- _MATERIAL FOR THIS TASK_
# # # # # # #
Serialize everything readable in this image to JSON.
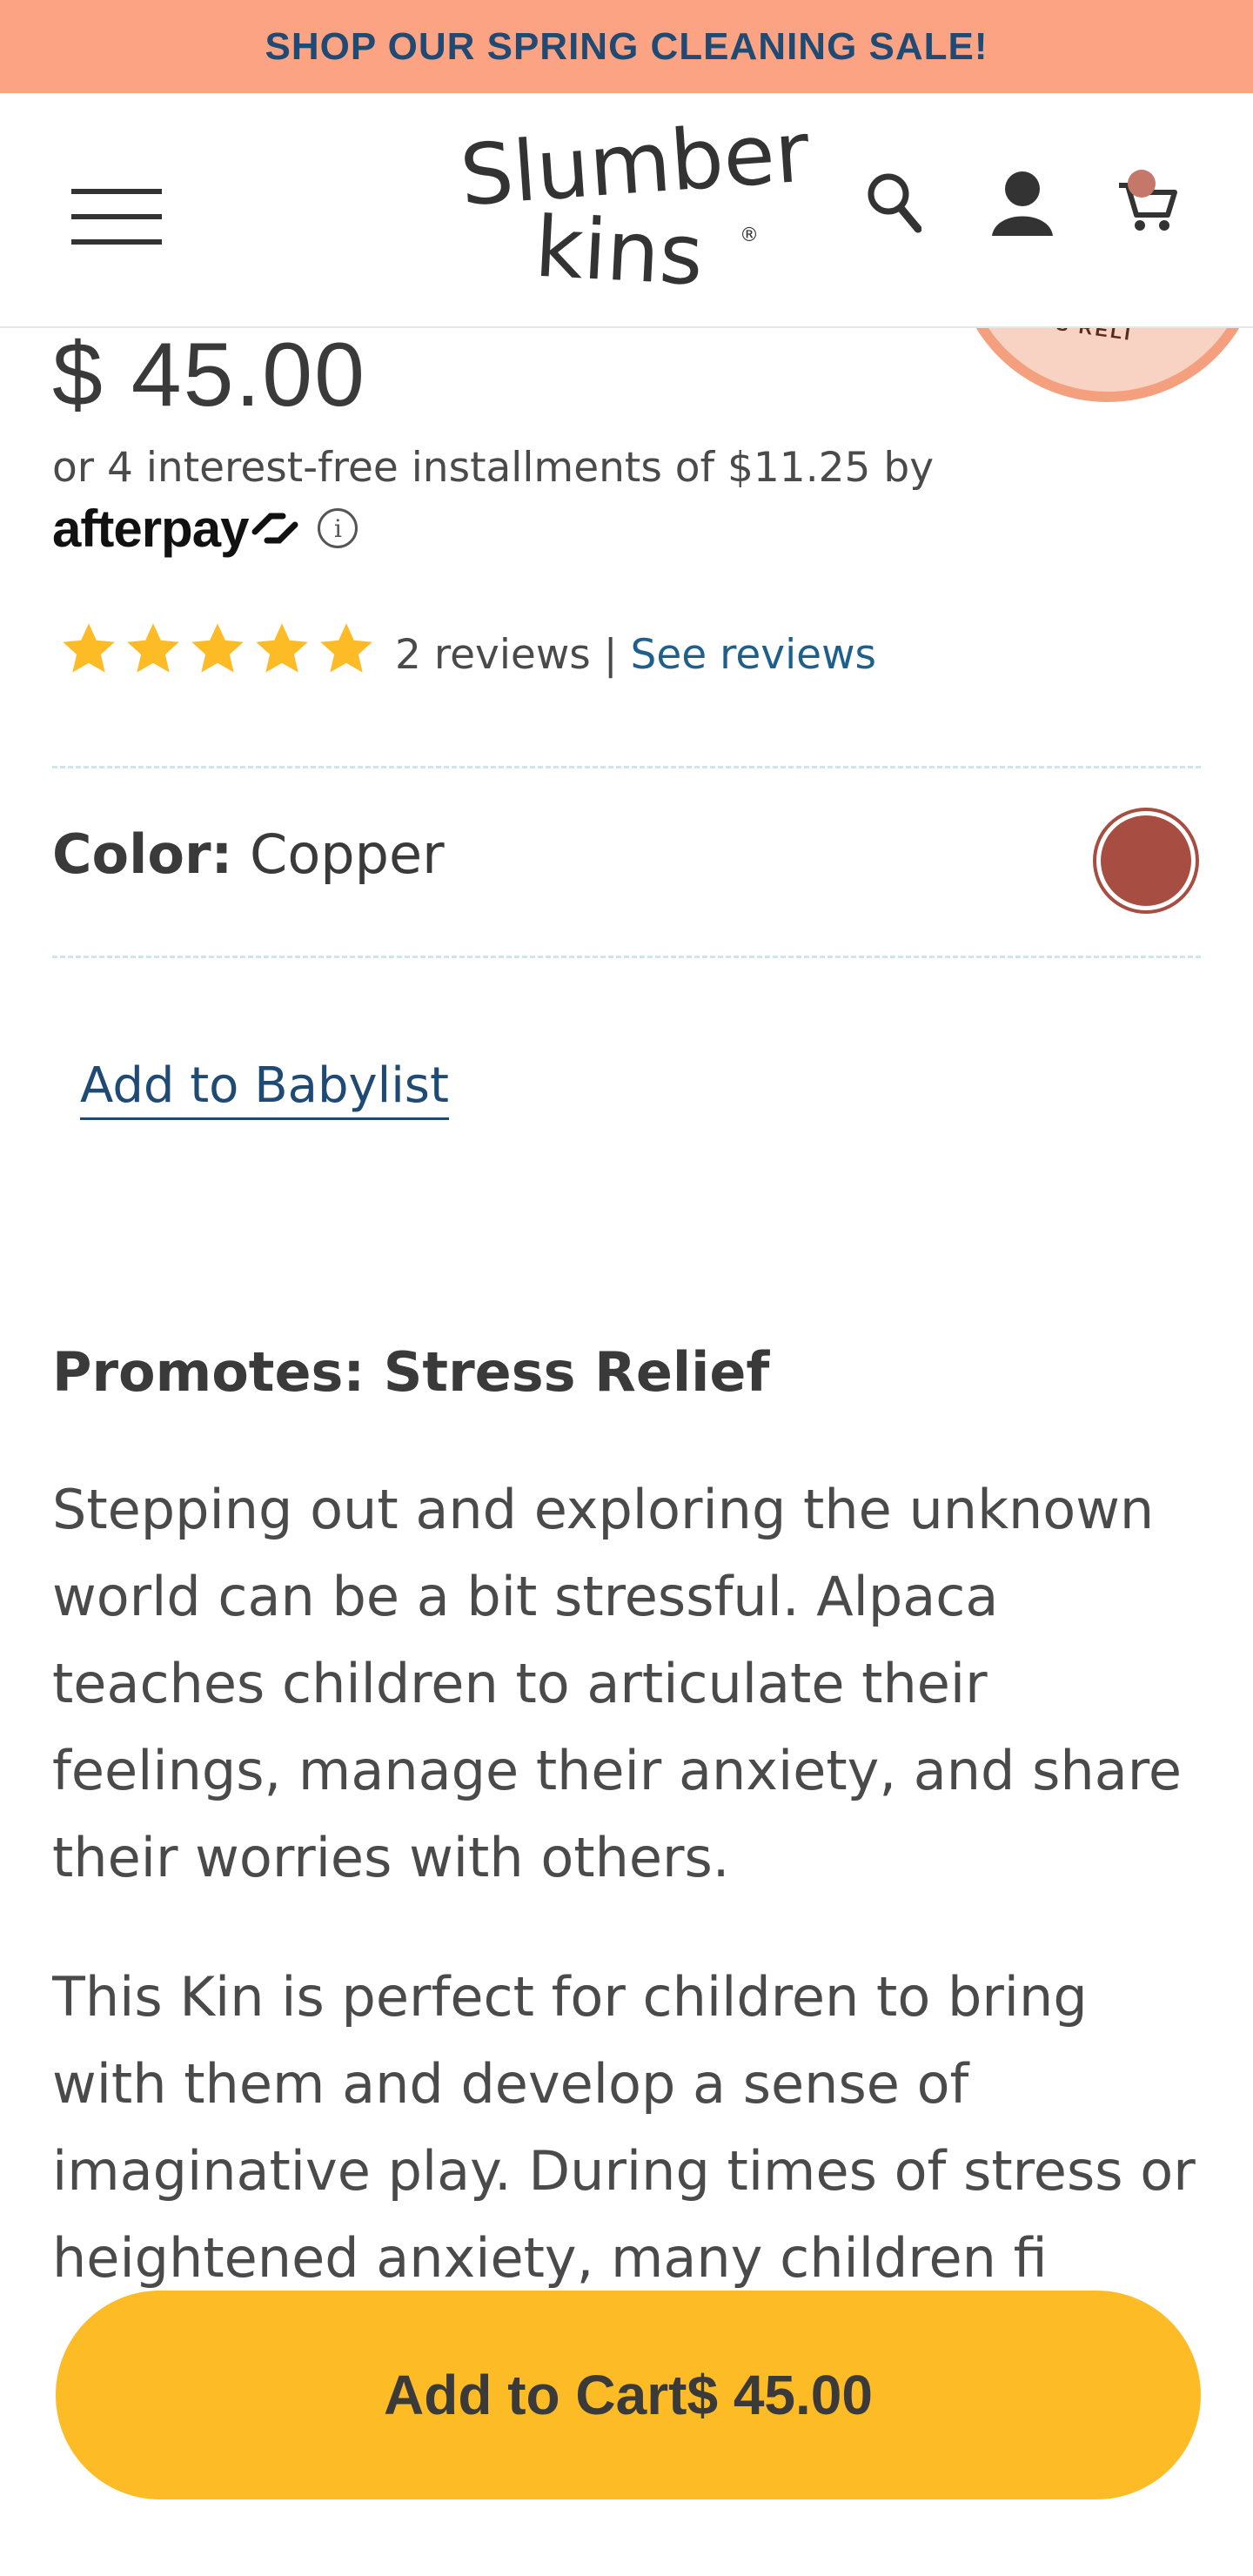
{
  "promo_banner": {
    "text": "SHOP OUR SPRING CLEANING SALE!"
  },
  "header": {
    "logo_line1": "Slumber",
    "logo_line2": "kins",
    "logo_mark": "®",
    "icons": [
      "menu-icon",
      "search-icon",
      "account-icon",
      "cart-icon"
    ]
  },
  "badge": {
    "text": "S RELI"
  },
  "product": {
    "price": "$ 45.00",
    "installments_text": "or 4 interest-free installments of $11.25 by",
    "afterpay_label": "afterpay",
    "info_glyph": "i",
    "rating": {
      "stars": 5,
      "max": 5,
      "reviews_label": "2 reviews",
      "separator": " | ",
      "see_reviews": "See reviews"
    },
    "color": {
      "label": "Color:",
      "value": "Copper",
      "swatch_hex": "#a84d42"
    },
    "babylist_link": "Add to Babylist",
    "promotes_heading": "Promotes: Stress Relief",
    "description": [
      "Stepping out and exploring the unknown world can be a bit stressful. Alpaca teaches children to articulate their feelings, manage their anxiety, and share their worries with others.",
      "This Kin is perfect for children to bring with them and develop a sense of imaginative play. During times of stress or heightened anxiety, many children fi"
    ]
  },
  "cart_button": {
    "label": "Add to Cart",
    "price": "$ 45.00"
  },
  "colors": {
    "promo_bg": "#fca384",
    "promo_text": "#1f4a73",
    "link": "#1f5f8b",
    "star": "#fdbc26",
    "cart_bg": "#fdbc26"
  }
}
# # # # # # #
Pictures in the records above should not be copied. Repeat everything else exactly.

Serialize everything readable in this image to JSON.
{
  "promo_banner": {
    "text": "SHOP OUR SPRING CLEANING SALE!"
  },
  "header": {
    "logo_line1": "Slumber",
    "logo_line2": "kins",
    "logo_mark": "®",
    "icons": [
      "menu-icon",
      "search-icon",
      "account-icon",
      "cart-icon"
    ]
  },
  "badge": {
    "text": "S RELI"
  },
  "product": {
    "price": "$ 45.00",
    "installments_text": "or 4 interest-free installments of $11.25 by",
    "afterpay_label": "afterpay",
    "info_glyph": "i",
    "rating": {
      "stars": 5,
      "max": 5,
      "reviews_label": "2 reviews",
      "separator": " | ",
      "see_reviews": "See reviews"
    },
    "color": {
      "label": "Color:",
      "value": "Copper",
      "swatch_hex": "#a84d42"
    },
    "babylist_link": "Add to Babylist",
    "promotes_heading": "Promotes: Stress Relief",
    "description": [
      "Stepping out and exploring the unknown world can be a bit stressful. Alpaca teaches children to articulate their feelings, manage their anxiety, and share their worries with others.",
      "This Kin is perfect for children to bring with them and develop a sense of imaginative play. During times of stress or heightened anxiety, many children fi"
    ]
  },
  "cart_button": {
    "label": "Add to Cart",
    "price": "$ 45.00"
  },
  "colors": {
    "promo_bg": "#fca384",
    "promo_text": "#1f4a73",
    "link": "#1f5f8b",
    "star": "#fdbc26",
    "cart_bg": "#fdbc26"
  }
}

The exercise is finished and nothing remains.